> _EXTRACT_:
++++

You've spent a great deal of effort in the last few years making our theological materials accessible, culminating in the Theological Guide and the Lexham Systematic Theology Ontology. While there is still work to be done in terms of aligning resources to LSTO, and continuing work on the Time Line and Factbook, I would like you to turn the focus of your data staff back to the study of the Bible. You have major opportunities in the following areas ... and I am sure others can add extensively to my list.

  • An ontology of Bible study methods with commentaries and monographs linked
  • Ability to access Bible study monographs by primary passages under discussion and, perhaps, even a parallel to Important Passages based upon monographs
  • Of use primarily for Sunday School teachers not pastors, a scriptural index into the questions included in study guides ... think far back to the old lesson builder for access to questions ... don't think an actual lesson builder.

++++

> _ENTRIES_:
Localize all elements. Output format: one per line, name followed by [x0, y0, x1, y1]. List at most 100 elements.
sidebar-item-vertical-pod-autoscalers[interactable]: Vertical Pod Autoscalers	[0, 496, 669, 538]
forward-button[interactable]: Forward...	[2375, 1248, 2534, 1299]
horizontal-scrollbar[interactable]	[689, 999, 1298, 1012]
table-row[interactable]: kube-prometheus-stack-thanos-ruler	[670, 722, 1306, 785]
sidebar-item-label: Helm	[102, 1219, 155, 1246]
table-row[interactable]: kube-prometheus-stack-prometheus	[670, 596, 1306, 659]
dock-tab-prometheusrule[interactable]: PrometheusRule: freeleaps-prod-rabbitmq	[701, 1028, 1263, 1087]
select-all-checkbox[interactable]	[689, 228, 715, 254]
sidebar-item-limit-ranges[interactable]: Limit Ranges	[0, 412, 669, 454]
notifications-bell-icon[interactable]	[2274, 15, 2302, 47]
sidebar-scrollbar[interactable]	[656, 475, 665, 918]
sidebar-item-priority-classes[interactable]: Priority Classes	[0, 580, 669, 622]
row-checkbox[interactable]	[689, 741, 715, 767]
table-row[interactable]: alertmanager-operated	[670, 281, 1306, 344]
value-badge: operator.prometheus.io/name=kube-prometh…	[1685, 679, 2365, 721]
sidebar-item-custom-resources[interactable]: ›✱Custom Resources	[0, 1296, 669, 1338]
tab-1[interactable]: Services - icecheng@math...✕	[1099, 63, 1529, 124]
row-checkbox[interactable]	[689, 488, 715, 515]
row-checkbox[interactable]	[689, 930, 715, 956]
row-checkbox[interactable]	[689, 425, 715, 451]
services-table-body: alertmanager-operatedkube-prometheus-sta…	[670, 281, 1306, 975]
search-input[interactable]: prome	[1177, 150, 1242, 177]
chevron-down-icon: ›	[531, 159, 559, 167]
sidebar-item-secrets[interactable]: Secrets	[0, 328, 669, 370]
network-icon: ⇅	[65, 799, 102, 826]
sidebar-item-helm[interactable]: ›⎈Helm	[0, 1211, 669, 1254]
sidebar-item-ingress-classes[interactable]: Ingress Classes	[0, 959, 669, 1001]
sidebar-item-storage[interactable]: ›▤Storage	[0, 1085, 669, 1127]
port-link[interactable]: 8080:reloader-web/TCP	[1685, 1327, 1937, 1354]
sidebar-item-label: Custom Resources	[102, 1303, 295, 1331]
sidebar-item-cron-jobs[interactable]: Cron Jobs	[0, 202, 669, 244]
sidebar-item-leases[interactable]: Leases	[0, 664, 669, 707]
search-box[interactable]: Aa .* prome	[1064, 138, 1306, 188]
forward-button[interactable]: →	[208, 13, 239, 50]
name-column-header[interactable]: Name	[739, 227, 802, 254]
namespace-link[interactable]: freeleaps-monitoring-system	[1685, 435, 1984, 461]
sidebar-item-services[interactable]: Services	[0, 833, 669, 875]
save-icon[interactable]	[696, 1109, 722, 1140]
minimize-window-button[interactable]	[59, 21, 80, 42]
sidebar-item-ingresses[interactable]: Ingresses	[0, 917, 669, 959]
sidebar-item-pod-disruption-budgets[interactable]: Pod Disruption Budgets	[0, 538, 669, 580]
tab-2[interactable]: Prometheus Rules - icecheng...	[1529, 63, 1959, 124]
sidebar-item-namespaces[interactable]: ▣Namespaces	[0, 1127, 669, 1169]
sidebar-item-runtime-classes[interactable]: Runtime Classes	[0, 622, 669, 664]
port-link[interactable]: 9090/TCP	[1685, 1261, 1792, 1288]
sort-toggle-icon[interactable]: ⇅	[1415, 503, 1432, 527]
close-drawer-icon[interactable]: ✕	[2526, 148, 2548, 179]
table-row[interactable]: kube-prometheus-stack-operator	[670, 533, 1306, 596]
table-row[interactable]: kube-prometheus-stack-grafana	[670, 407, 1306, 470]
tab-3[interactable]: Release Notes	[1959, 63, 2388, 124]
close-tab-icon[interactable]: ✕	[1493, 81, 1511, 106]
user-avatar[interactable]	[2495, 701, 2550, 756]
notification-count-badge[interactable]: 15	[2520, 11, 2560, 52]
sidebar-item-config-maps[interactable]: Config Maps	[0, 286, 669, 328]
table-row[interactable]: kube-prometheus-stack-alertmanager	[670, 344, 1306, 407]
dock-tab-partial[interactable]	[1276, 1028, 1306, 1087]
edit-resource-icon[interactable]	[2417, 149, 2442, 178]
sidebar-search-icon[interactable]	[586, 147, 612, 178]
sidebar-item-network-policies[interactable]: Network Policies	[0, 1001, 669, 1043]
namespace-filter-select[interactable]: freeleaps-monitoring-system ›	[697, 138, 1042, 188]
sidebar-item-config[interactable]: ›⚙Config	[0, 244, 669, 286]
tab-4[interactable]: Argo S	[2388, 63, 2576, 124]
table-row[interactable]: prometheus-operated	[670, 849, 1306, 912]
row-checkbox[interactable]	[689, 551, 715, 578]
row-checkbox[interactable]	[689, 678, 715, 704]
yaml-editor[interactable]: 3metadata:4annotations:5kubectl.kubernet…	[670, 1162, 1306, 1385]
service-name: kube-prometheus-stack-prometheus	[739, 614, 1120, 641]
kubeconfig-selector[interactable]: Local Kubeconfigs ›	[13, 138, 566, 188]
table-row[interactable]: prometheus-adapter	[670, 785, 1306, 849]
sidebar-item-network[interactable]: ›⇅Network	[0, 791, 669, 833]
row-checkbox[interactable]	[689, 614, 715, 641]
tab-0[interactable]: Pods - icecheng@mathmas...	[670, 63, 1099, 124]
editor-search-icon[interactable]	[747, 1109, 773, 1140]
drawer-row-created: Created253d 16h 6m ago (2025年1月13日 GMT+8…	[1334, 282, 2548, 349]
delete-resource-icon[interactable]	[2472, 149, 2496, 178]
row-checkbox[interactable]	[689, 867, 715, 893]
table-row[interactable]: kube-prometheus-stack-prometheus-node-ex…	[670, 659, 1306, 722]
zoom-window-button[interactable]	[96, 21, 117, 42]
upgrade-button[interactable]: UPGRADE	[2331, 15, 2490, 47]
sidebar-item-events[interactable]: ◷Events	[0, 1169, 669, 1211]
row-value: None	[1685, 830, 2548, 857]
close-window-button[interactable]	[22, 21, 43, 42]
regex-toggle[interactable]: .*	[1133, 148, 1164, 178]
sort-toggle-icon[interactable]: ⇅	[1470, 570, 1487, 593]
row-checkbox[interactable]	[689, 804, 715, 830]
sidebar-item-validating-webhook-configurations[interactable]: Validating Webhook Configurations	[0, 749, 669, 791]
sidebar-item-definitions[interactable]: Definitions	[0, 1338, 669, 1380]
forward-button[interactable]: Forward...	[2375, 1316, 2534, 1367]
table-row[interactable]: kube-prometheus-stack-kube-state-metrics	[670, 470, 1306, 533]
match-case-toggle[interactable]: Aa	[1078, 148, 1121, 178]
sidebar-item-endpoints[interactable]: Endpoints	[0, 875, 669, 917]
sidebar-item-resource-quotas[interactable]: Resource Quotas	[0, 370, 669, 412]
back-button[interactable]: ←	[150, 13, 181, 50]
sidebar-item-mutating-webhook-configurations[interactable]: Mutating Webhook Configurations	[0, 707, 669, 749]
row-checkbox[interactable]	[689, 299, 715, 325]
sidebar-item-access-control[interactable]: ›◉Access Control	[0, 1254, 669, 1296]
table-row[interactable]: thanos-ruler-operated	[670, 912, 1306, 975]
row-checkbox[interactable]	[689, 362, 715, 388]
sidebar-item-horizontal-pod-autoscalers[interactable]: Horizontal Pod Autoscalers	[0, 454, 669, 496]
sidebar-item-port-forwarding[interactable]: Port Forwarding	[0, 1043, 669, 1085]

++++

> _JOBS_:
**A)** In the note on Bible study resources, who is the scriptural index into study-guide questions primarily intended for?
**B)** Continue the note on Bible study resources from its last sentence.

> _FINAL ANSWERS_:
**A)** Sunday School teachers rather than pastors.

**B)**
The direction I am thinking I saw first in Carvalho, Corrine L. Primer on Biblical Methods. Winona, MN: Anselm Academic, 2009. However, Felix Just, S.J. has a quick example of how to turn methodological techno-speak into something that actually helps the user (a) understand works based on the method and (b) to learn to use the method so as to make an informed decision about its value to them.

Thanks for listening.

MJ Smith


Various Methods of Biblical Exegesis / Interpretation:

The following table lists many different approaches or methods of biblical interpretation, as grouped in the document "The Interpretation of the Bible in the Church," by the Pontifical Biblical Commission (1993).

A) The Historical-Critical Method

Questions Typically Asked:

Composition History Questions

Who is the author of the work?  What do we know about him/her/them?
Is the attributed author the actual author, or is the work pseudepigraphic?
When, where, and under what circumstances was the work written?
Who were the original recipients?  Where did they live?

Traditional Literary Criticism

What words are used, and what range of meanings do they have?
What images and symbols are used, and what do they signify?
What characters appear in the story? What do we know about them?
How are the characters related to one another in the story?

Comparison of Translations

Are there any significant differences between various modern translations?
When were these translations done, using which translation philosophies?
Which ancient Hebrew or Greek texts underlie the various translations?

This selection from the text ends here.